» Exercise instructions: Note each line of the listing that contains the string "三斜求积", and copy it.

» Data entries:
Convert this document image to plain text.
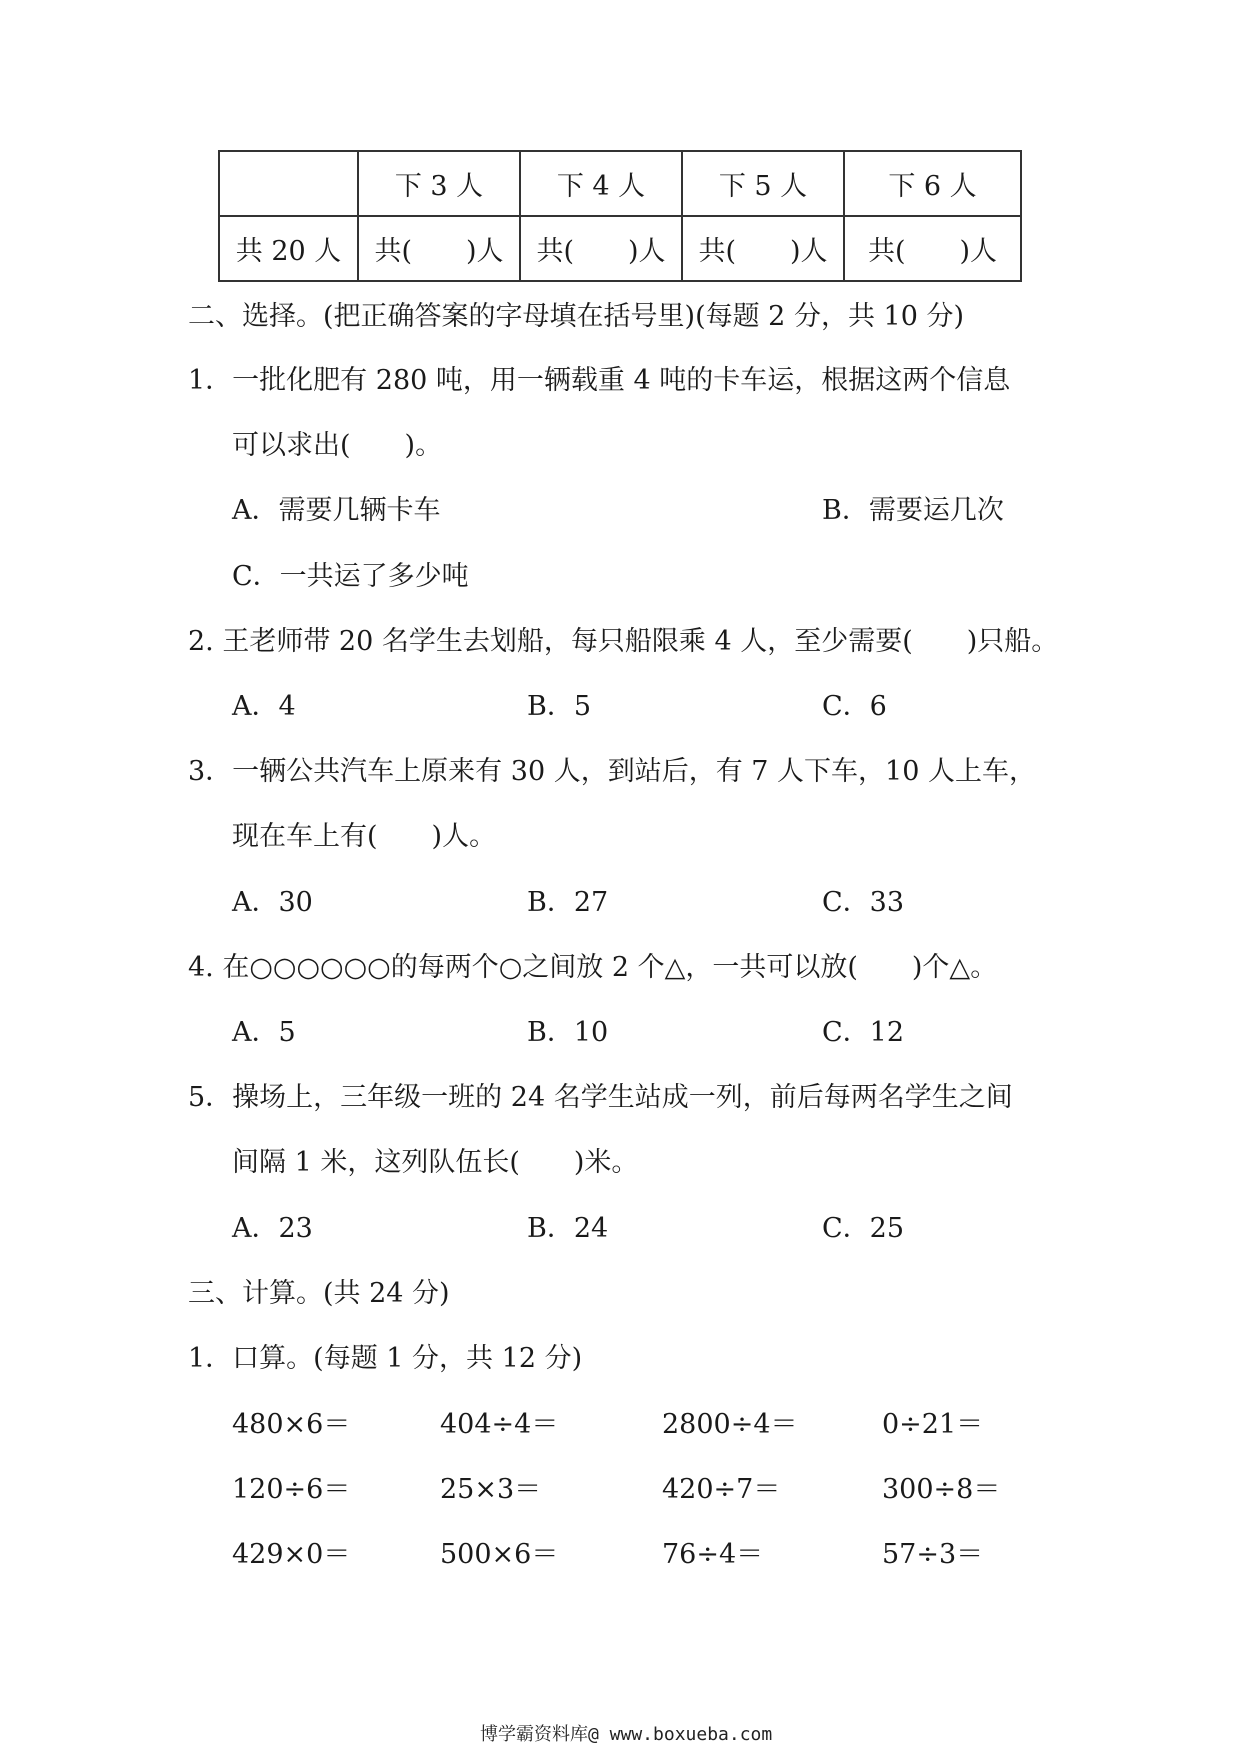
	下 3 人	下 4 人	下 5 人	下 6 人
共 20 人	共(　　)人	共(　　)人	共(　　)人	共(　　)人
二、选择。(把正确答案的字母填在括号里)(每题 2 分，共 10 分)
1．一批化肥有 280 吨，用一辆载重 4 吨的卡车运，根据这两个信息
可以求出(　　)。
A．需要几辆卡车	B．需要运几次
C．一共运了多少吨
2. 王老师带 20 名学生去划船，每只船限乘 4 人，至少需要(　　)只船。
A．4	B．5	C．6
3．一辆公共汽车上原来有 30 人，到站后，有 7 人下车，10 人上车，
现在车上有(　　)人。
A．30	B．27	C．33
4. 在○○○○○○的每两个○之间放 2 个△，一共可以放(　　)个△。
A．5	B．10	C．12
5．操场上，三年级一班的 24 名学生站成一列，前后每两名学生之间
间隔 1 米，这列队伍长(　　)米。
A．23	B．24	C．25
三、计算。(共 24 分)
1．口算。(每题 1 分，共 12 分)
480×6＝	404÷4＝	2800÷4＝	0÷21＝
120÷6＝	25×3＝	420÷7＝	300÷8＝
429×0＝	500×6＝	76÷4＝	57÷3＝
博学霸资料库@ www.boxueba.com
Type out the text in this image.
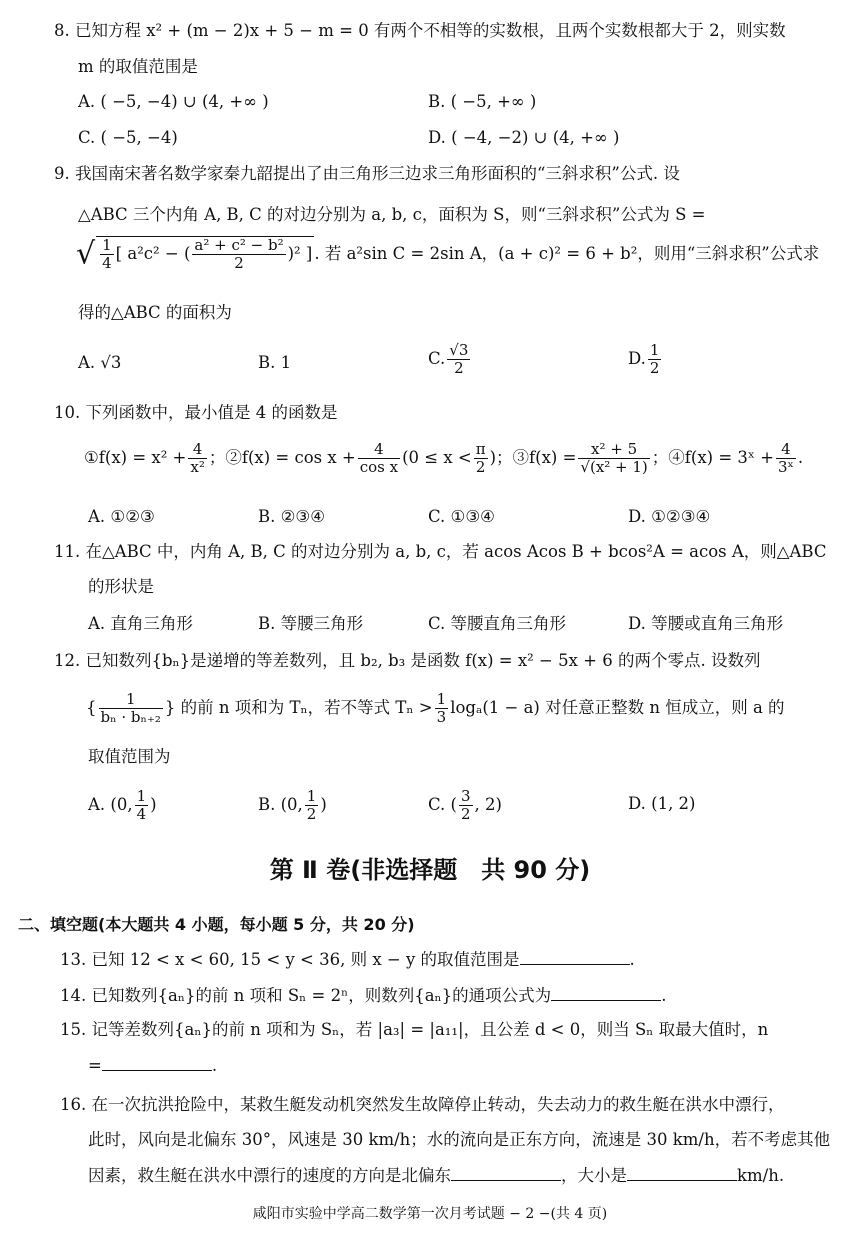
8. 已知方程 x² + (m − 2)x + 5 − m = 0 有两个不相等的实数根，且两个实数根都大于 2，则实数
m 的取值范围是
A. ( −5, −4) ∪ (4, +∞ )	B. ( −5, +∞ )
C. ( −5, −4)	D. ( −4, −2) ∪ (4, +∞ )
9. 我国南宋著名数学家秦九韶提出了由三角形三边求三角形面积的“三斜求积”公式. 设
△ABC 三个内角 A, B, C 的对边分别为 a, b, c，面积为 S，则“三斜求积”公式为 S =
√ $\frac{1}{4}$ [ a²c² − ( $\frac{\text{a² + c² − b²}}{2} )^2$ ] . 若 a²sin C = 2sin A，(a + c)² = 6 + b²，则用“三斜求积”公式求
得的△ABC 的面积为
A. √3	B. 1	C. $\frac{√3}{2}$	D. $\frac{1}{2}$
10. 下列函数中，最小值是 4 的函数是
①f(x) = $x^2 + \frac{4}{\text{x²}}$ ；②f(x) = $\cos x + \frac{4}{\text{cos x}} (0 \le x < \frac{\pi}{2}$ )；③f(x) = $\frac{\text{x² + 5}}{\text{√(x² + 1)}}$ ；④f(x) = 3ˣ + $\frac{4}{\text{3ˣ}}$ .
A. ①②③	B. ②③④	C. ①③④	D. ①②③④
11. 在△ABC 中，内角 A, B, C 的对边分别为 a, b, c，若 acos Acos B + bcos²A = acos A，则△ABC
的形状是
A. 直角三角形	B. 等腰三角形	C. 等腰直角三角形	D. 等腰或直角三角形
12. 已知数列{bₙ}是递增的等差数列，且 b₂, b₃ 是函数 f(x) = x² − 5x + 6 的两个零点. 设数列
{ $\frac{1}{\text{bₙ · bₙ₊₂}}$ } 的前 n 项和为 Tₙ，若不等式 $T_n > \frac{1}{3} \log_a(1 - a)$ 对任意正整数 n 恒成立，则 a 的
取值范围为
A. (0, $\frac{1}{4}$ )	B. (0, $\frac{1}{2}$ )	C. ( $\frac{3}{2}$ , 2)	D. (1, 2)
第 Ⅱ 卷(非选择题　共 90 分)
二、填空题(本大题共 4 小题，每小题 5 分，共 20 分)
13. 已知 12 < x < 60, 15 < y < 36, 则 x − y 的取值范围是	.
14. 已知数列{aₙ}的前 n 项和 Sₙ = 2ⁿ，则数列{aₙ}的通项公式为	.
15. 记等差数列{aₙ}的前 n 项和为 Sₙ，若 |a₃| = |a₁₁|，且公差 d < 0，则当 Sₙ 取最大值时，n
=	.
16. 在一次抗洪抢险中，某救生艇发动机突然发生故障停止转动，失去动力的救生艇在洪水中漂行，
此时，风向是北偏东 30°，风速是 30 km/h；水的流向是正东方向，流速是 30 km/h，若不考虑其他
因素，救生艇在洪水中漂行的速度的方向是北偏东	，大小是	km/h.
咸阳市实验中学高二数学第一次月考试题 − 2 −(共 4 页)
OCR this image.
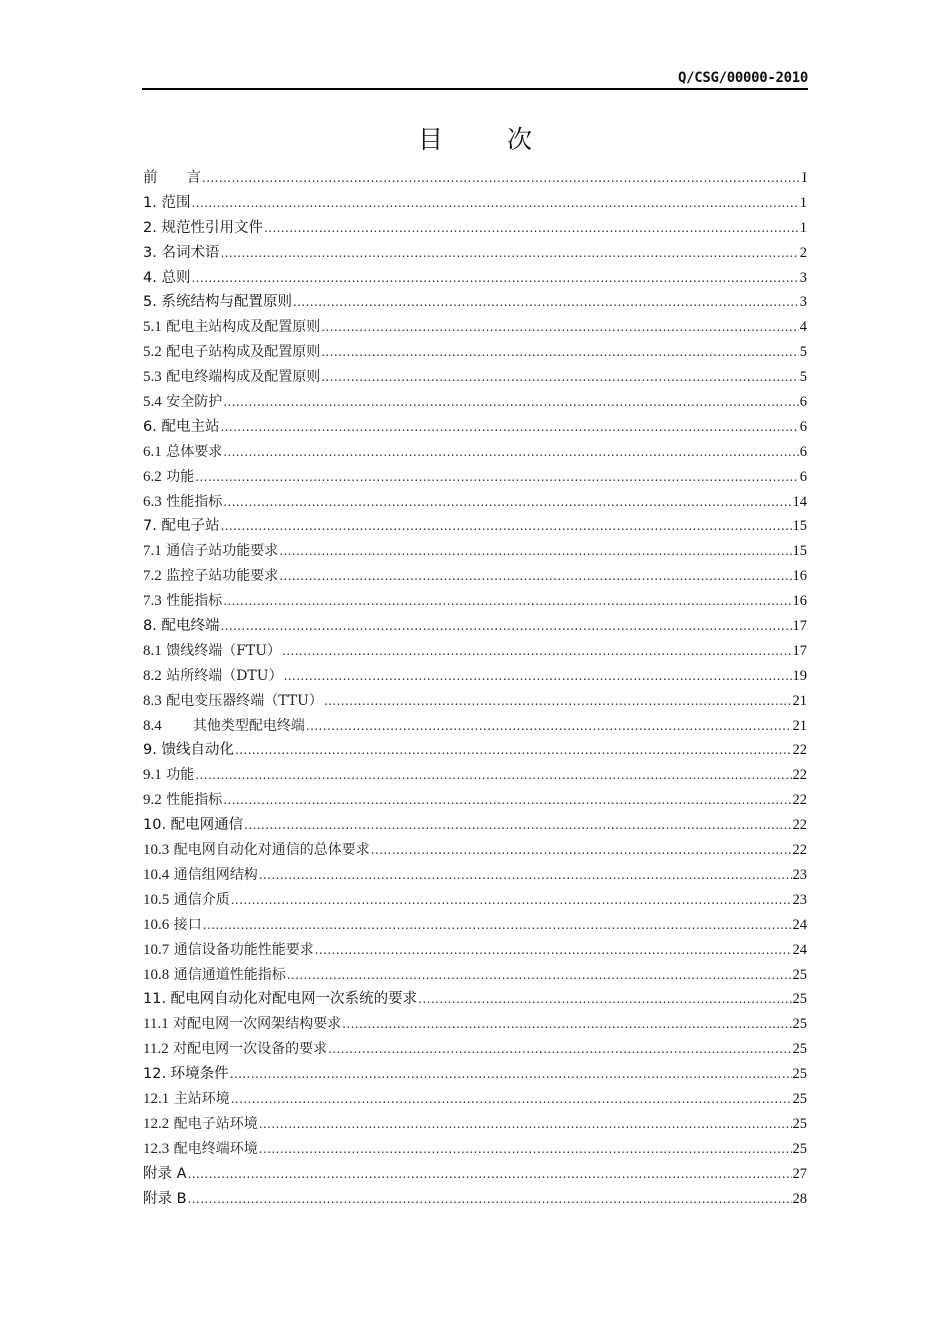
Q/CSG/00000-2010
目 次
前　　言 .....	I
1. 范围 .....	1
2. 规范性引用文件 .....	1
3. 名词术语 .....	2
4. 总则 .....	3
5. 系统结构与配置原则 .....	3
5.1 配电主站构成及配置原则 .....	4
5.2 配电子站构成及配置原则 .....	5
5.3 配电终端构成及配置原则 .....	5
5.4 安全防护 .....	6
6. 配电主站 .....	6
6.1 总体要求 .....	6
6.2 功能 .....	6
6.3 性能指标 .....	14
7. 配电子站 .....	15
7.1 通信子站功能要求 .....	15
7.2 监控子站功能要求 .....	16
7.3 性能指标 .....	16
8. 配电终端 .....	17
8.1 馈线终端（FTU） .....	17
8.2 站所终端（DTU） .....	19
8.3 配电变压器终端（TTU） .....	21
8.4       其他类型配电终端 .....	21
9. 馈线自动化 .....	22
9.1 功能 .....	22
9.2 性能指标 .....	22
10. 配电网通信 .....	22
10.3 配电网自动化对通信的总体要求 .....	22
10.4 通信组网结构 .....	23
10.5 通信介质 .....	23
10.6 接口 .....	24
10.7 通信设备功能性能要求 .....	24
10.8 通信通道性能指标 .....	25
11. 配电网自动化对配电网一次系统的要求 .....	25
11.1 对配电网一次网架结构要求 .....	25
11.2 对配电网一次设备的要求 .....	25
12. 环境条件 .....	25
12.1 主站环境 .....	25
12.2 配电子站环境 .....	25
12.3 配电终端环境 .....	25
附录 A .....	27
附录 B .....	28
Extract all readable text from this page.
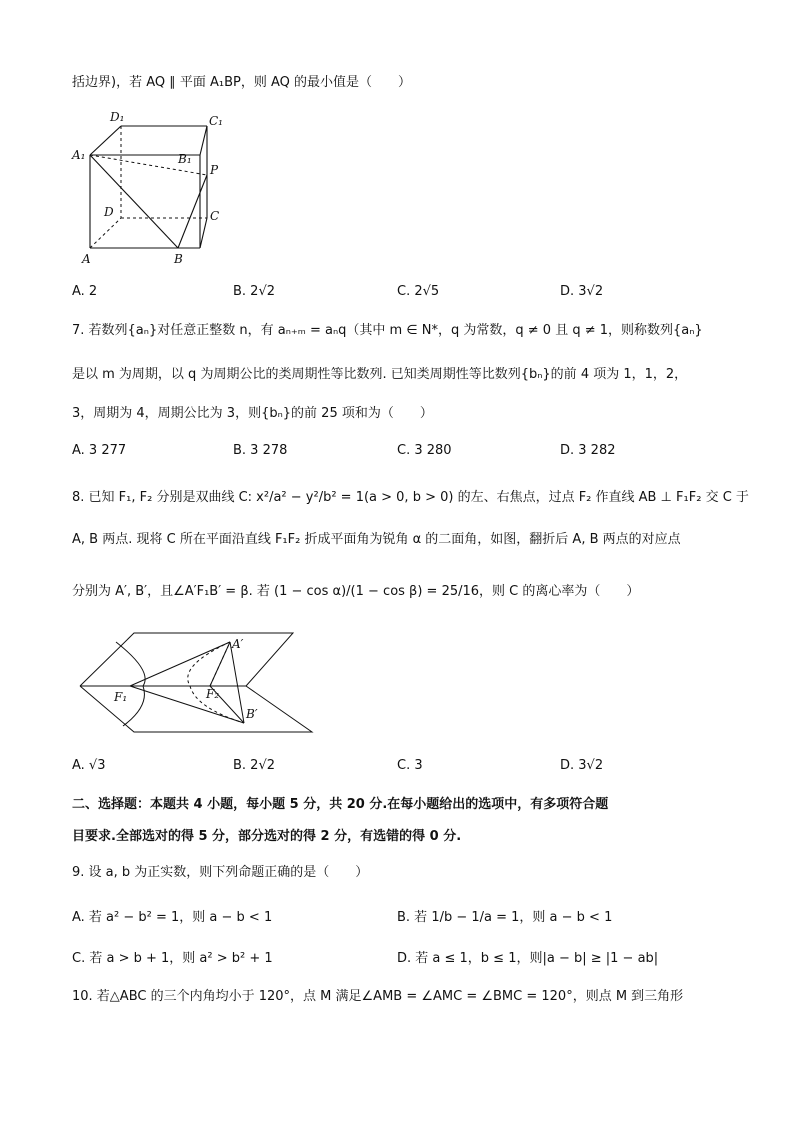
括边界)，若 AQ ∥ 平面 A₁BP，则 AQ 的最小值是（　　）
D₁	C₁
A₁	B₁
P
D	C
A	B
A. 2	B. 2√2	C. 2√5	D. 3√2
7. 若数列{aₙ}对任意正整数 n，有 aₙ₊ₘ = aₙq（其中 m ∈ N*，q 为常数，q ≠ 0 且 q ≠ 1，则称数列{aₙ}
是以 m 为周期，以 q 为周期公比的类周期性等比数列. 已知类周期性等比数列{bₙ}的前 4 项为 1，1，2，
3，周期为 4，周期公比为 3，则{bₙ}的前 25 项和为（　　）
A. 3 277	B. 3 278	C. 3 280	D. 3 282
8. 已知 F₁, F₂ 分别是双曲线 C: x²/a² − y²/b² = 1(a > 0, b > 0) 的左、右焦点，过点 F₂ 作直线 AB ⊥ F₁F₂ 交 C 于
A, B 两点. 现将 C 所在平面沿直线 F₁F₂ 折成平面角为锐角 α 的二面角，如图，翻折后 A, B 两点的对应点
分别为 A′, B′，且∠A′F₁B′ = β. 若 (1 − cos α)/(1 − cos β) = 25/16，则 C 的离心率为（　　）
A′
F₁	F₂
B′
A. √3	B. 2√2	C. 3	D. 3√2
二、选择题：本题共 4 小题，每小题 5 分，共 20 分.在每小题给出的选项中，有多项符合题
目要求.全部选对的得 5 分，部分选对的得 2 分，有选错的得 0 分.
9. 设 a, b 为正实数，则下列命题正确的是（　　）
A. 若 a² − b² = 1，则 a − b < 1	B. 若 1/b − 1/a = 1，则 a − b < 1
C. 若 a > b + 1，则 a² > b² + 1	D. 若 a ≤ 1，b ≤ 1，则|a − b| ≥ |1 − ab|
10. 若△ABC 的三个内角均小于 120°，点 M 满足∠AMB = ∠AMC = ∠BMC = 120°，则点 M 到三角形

» Response below:
9. 我国南宋著名数学家秦九韶提出了由三角形三边求三角形面积的“三斜求积”公式. 设
△ABC 三个内角 A, B, C 的对边分别为 a, b, c，面积为 S，则“三斜求积”公式为 S =
√ $\frac{1}{4}$ [ a²c² − ( $\frac{\text{a² + c² − b²}}{2} )^2$ ] . 若 a²sin C = 2sin A，(a + c)² = 6 + b²，则用“三斜求积”公式求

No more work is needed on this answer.